Last but not least, indicators of warfare motivations are those related to military expenses (MilitaryExpenditure), retrieved from the World Development Indicators database [60] and in line with related works (recall Section 2). It includes current and capital expenditures of the armed forces, defense ministries and other government agencies, paramilitary forces, and military space activities. In this case, data is again not provided on a yearly basis and the same approach as for economic features’ annual gaps has been applied.

3.2.2. Linear Models

The final step is the identification of relationships between GPE issues and APTs, which is achieved by computing linear models based on data from each victim/attacked country. Models are developed based on Equation (4), where G, P, and E are GPE factors, and the predicted variable is the amount of STs. In this way, CTI can benefit from this analysis by understanding the relationship between cyberattacks and GPE factors, thus answering RQ1.

Besides, the motivations of cyberattacks and affected sectors are identified to answer RQ2. This is also useful to assess the consistency of the previous model, as GPE factors and sectors at stake should be aligned. For example, if economic issues are the most prominent GPE factor, it should be more reasonable to attack the financial sector rather than nursery schools. Similarly, defense-related institutions can be regarded as a means to conduct cyberwars. A taxonomy of sectors and their related motivations has been applied (available in GitHub repository). Considering these factors, the analysis of motivations is carried out except for North Korea, as it does not disclose any economic or warfare indicator.

4. Results and Discussion

Leveraging collected data, models to study the relationship between GPE issues and used STs are introduced in this section. Depending on the target relationship, the whole set of countries or a subset of them come into play. As a result, the model selects the variables that better explain cyberattacks, that is, maximizing the adjusted R2.

The relationship between GPE issues and cyberattacks, related to RQ1, is addressed in Section 4.1. Afterwards, the underlying motivations related to RQ2 are introduced in Section 4.2. Lastly, a summary of the results and the limitations of the work are discussed in Section 4.3.

4.1. Relationship between GPE Issues and Cyberattacks

Tables 5 and 6 present a summary of the developed models for each country as attacker or victim, respectively.

> _DATA EXTRACT_:
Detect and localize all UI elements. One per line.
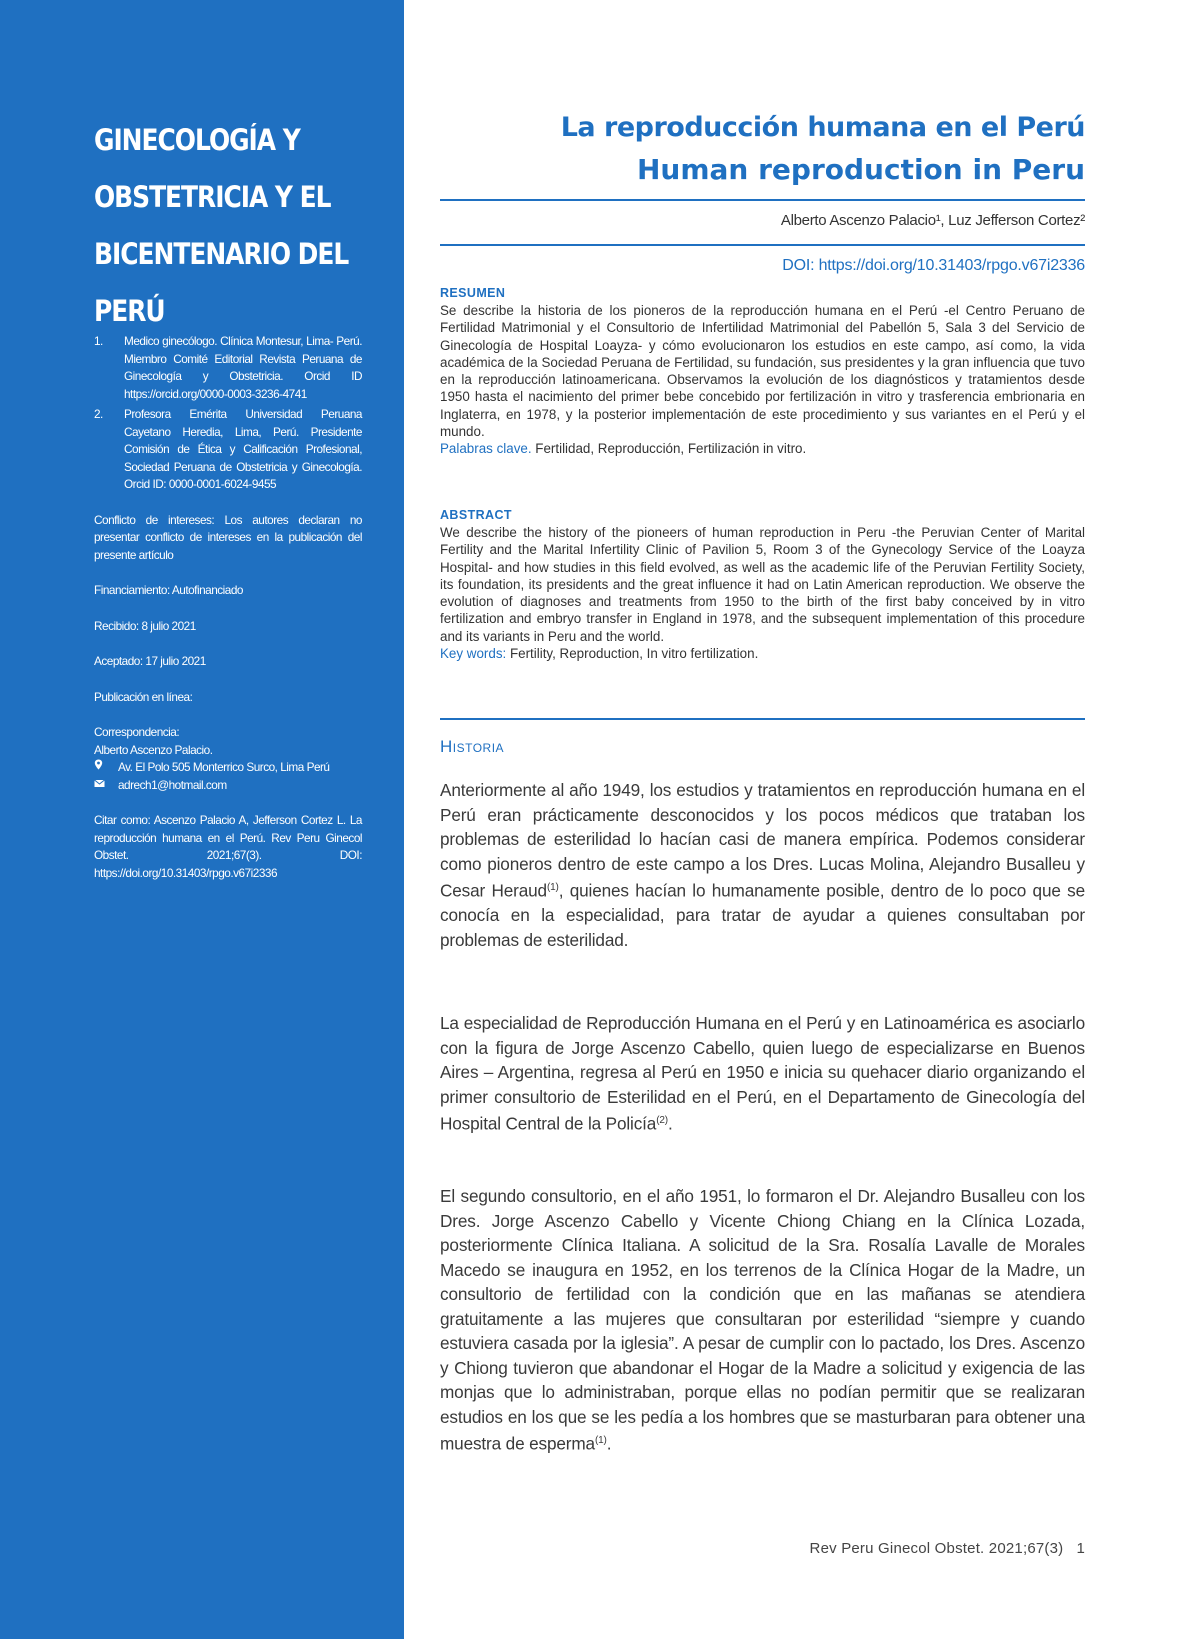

> _TO BE DONE_: Pick up the text on GPE factors and cyberattacks right after its final sentence and keep writing it.

> _OUTPUT BELOW_:
In general terms, the model shows a substantial support for launched cyberattacks considering GPE factors in most countries. As such, cyberattacks from RUS, IRN, and USA count on the highest support. It must be noted that the case of RUS is noteworthy, since the amount of used STs is quite extensive with more than 200 cases.

The situation is even better in terms of the received cyberattacks. Our results show that the considered factors provide with great support. Interestingly, USA has received more than 180 cyberattacks and the model supports them with a factor of 0.82. On the other side, the lowest support is for the attacks received by IRN. However, it is an exception, since the remaining countries are beyond 0.7.

4.2. Analysis on Motivations

The following sections study motivations of cyberattacks per country, including a consistency analysis, as well as devising motivations per attacker on each victim.

4.2.1. Motivations per Country

In order to understand the relevance of each motivation per country, a linear model is built by only considering the variables related to each GPE factor (recall Section 3.2.1(2)). Table 7 summarizes results considering all countries. In general terms, most countries show strong prevalence of strategic and economic issues when launching cyberattacks. Indeed, China and Russia achieve similar support rates in both matters. The case of Russia is in line with prior expectations [58]. Similarly, Iranian STs have also been aligned with strategic issues as their main focus is on domestic regime stability [63]. On the contrary, Chinese STs have been regarded as more economic-driven in support of the country’s five-year plan [64].

Last but not least, warfare issues are not relevant for most countries except from Russia and USA as attackers and Vietnam as victim. The most notable result is Russia as attacker, which is probably because one of its most noteworthy APT groups is linked to a military intelligence service [65]. Similarly, the warfare interest of USA might be explained by considering that its APT group (called Equation) is allegedly linked to the US National Security Agency.

4.2.2. Consistency Analysis on Motivations

To further confirm the strength of these motivations, victim sectors are also considered. It is expected that the choice of target sectors is also aligned with the pinpointed GPE sectors.

Based on studied reports, Table 8 presents the percentage of sectors in which each country has been attacker or victim. Most target sectors are strategic or diplomatic, followed by economic ones. Regarding the warfare sectors, results show their lower relevance. However, all countries have attacked or have been victims in cyberwar-related sectors at some point.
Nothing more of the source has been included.